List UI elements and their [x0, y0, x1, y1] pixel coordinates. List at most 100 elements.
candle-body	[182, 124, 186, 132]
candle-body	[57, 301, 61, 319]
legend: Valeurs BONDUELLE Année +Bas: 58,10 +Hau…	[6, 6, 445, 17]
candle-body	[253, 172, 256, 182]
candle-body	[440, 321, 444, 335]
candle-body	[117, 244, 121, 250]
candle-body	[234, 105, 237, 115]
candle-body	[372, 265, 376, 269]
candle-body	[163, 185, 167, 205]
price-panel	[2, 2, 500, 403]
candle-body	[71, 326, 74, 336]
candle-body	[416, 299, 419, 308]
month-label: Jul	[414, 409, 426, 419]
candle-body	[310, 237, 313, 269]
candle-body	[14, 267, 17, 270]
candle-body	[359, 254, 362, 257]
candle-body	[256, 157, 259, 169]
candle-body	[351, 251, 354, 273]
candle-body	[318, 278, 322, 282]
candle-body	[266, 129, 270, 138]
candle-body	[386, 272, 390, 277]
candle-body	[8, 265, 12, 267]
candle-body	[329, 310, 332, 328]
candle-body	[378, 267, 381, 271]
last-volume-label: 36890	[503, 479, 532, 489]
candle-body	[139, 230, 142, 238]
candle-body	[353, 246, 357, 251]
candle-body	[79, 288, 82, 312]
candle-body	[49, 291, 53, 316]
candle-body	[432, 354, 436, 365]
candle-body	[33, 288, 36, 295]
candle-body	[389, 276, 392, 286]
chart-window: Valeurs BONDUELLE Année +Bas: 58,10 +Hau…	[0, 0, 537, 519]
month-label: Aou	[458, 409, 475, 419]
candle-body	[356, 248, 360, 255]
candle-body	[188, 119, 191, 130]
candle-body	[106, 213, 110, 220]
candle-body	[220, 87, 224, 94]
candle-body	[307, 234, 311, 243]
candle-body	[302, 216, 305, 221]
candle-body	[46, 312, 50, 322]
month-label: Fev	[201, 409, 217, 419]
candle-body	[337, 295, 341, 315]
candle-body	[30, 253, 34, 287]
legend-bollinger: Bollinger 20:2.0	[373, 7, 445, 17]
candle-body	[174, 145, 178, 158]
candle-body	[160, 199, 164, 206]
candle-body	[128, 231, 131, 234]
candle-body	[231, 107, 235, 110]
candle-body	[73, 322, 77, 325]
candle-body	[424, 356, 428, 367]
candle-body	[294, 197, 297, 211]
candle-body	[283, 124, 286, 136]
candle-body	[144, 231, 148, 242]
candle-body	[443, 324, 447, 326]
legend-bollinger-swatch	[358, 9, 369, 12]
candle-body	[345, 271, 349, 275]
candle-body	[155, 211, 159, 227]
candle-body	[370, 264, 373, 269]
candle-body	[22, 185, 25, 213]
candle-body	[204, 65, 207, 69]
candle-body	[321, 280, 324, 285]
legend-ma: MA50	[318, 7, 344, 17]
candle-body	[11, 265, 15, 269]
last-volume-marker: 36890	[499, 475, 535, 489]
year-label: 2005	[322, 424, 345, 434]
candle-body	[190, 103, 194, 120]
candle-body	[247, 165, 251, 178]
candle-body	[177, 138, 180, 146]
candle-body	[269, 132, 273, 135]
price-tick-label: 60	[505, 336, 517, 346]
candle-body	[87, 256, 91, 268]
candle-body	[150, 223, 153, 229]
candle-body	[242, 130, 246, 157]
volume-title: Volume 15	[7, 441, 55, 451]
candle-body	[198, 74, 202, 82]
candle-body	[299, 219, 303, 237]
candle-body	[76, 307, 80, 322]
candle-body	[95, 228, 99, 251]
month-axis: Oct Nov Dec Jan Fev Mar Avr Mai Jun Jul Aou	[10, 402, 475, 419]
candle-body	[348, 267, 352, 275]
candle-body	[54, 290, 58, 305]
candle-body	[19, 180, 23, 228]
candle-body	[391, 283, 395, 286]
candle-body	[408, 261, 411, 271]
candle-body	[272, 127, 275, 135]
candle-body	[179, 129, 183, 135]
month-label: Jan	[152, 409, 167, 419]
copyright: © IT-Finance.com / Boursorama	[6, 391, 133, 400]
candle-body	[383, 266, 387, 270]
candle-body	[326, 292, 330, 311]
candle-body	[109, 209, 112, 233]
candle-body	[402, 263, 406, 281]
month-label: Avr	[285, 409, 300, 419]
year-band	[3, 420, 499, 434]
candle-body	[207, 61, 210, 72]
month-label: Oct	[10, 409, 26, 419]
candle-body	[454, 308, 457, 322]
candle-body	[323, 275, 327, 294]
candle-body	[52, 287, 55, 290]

▸ **TASK INSTRUCTIONS**
Reproduce every line of the entries above word for word, in the same order and with each coordinate unchanged.

▸ **ANSWER FOR THE TASK**
List UI elements and their [x0, y0, x1, y1] pixel coordinates. List at most 100 elements.
candle-body	[182, 124, 186, 132]
candle-body	[57, 301, 61, 319]
legend: Valeurs BONDUELLE Année +Bas: 58,10 +Hau…	[6, 6, 445, 17]
candle-body	[253, 172, 256, 182]
candle-body	[440, 321, 444, 335]
candle-body	[117, 244, 121, 250]
candle-body	[234, 105, 237, 115]
candle-body	[372, 265, 376, 269]
candle-body	[163, 185, 167, 205]
price-panel	[2, 2, 500, 403]
candle-body	[71, 326, 74, 336]
candle-body	[416, 299, 419, 308]
month-label: Jul	[414, 409, 426, 419]
candle-body	[310, 237, 313, 269]
candle-body	[14, 267, 17, 270]
candle-body	[359, 254, 362, 257]
candle-body	[256, 157, 259, 169]
candle-body	[351, 251, 354, 273]
candle-body	[318, 278, 322, 282]
candle-body	[266, 129, 270, 138]
candle-body	[386, 272, 390, 277]
candle-body	[8, 265, 12, 267]
candle-body	[329, 310, 332, 328]
candle-body	[378, 267, 381, 271]
last-volume-label: 36890	[503, 479, 532, 489]
candle-body	[139, 230, 142, 238]
candle-body	[353, 246, 357, 251]
candle-body	[79, 288, 82, 312]
candle-body	[49, 291, 53, 316]
candle-body	[432, 354, 436, 365]
candle-body	[33, 288, 36, 295]
candle-body	[389, 276, 392, 286]
chart-window: Valeurs BONDUELLE Année +Bas: 58,10 +Hau…	[0, 0, 537, 519]
month-label: Aou	[458, 409, 475, 419]
candle-body	[356, 248, 360, 255]
candle-body	[188, 119, 191, 130]
candle-body	[106, 213, 110, 220]
candle-body	[220, 87, 224, 94]
candle-body	[307, 234, 311, 243]
candle-body	[302, 216, 305, 221]
candle-body	[46, 312, 50, 322]
month-label: Fev	[201, 409, 217, 419]
candle-body	[337, 295, 341, 315]
candle-body	[30, 253, 34, 287]
legend-bollinger: Bollinger 20:2.0	[373, 7, 445, 17]
candle-body	[174, 145, 178, 158]
candle-body	[160, 199, 164, 206]
candle-body	[128, 231, 131, 234]
candle-body	[231, 107, 235, 110]
candle-body	[73, 322, 77, 325]
candle-body	[424, 356, 428, 367]
candle-body	[294, 197, 297, 211]
candle-body	[283, 124, 286, 136]
candle-body	[144, 231, 148, 242]
candle-body	[443, 324, 447, 326]
legend-bollinger-swatch	[358, 9, 369, 12]
candle-body	[345, 271, 349, 275]
candle-body	[155, 211, 159, 227]
candle-body	[370, 264, 373, 269]
candle-body	[22, 185, 25, 213]
candle-body	[204, 65, 207, 69]
candle-body	[321, 280, 324, 285]
legend-ma: MA50	[318, 7, 344, 17]
candle-body	[11, 265, 15, 269]
last-volume-marker: 36890	[499, 475, 535, 489]
year-label: 2005	[322, 424, 345, 434]
candle-body	[190, 103, 194, 120]
candle-body	[247, 165, 251, 178]
candle-body	[177, 138, 180, 146]
candle-body	[269, 132, 273, 135]
price-tick-label: 60	[505, 336, 517, 346]
candle-body	[87, 256, 91, 268]
candle-body	[150, 223, 153, 229]
candle-body	[242, 130, 246, 157]
volume-title: Volume 15	[7, 441, 55, 451]
candle-body	[198, 74, 202, 82]
candle-body	[299, 219, 303, 237]
candle-body	[76, 307, 80, 322]
candle-body	[95, 228, 99, 251]
month-axis: Oct Nov Dec Jan Fev Mar Avr Mai Jun Jul Aou	[10, 402, 475, 419]
candle-body	[348, 267, 352, 275]
candle-body	[54, 290, 58, 305]
candle-body	[19, 180, 23, 228]
candle-body	[391, 283, 395, 286]
candle-body	[408, 261, 411, 271]
candle-body	[272, 127, 275, 135]
candle-body	[179, 129, 183, 135]
month-label: Jan	[152, 409, 167, 419]
copyright: © IT-Finance.com / Boursorama	[6, 391, 133, 400]
candle-body	[383, 266, 387, 270]
candle-body	[326, 292, 330, 311]
candle-body	[109, 209, 112, 233]
candle-body	[402, 263, 406, 281]
month-label: Avr	[285, 409, 300, 419]
year-band	[3, 420, 499, 434]
candle-body	[207, 61, 210, 72]
month-label: Oct	[10, 409, 26, 419]
candle-body	[454, 308, 457, 322]
candle-body	[323, 275, 327, 294]
candle-body	[52, 287, 55, 290]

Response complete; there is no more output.